§ Exercise instructions
In this exercise, reproduce all the entries that follow exactly.

══════════════════════════════

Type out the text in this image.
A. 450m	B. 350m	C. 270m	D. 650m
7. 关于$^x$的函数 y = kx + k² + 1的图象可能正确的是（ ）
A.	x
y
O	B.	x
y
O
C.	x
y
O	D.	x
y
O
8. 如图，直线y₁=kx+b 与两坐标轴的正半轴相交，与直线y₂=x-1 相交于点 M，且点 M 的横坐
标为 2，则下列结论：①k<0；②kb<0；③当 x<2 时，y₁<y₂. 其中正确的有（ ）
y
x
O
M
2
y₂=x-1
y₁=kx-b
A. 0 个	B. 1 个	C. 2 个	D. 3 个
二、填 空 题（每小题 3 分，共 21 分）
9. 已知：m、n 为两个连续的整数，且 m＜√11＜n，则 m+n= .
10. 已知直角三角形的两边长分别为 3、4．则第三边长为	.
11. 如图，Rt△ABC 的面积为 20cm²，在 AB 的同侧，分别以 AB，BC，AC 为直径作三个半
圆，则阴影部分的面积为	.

══════════════════════════════

§ Expected output
Type out the text in this image.
A. 450m	B. 350m	C. 270m	D. 650m
7. 关于$^x$的函数 y = kx + k² + 1的图象可能正确的是（ ）
A.	x
y
O	B.	x
y
O
C.	x
y
O	D.	x
y
O
8. 如图，直线y₁=kx+b 与两坐标轴的正半轴相交，与直线y₂=x-1 相交于点 M，且点 M 的横坐
标为 2，则下列结论：①k<0；②kb<0；③当 x<2 时，y₁<y₂. 其中正确的有（ ）
y
x
O
M
2
y₂=x-1
y₁=kx-b
A. 0 个	B. 1 个	C. 2 个	D. 3 个
二、填 空 题（每小题 3 分，共 21 分）
9. 已知：m、n 为两个连续的整数，且 m＜√11＜n，则 m+n= .
10. 已知直角三角形的两边长分别为 3、4．则第三边长为	.
11. 如图，Rt△ABC 的面积为 20cm²，在 AB 的同侧，分别以 AB，BC，AC 为直径作三个半
圆，则阴影部分的面积为	.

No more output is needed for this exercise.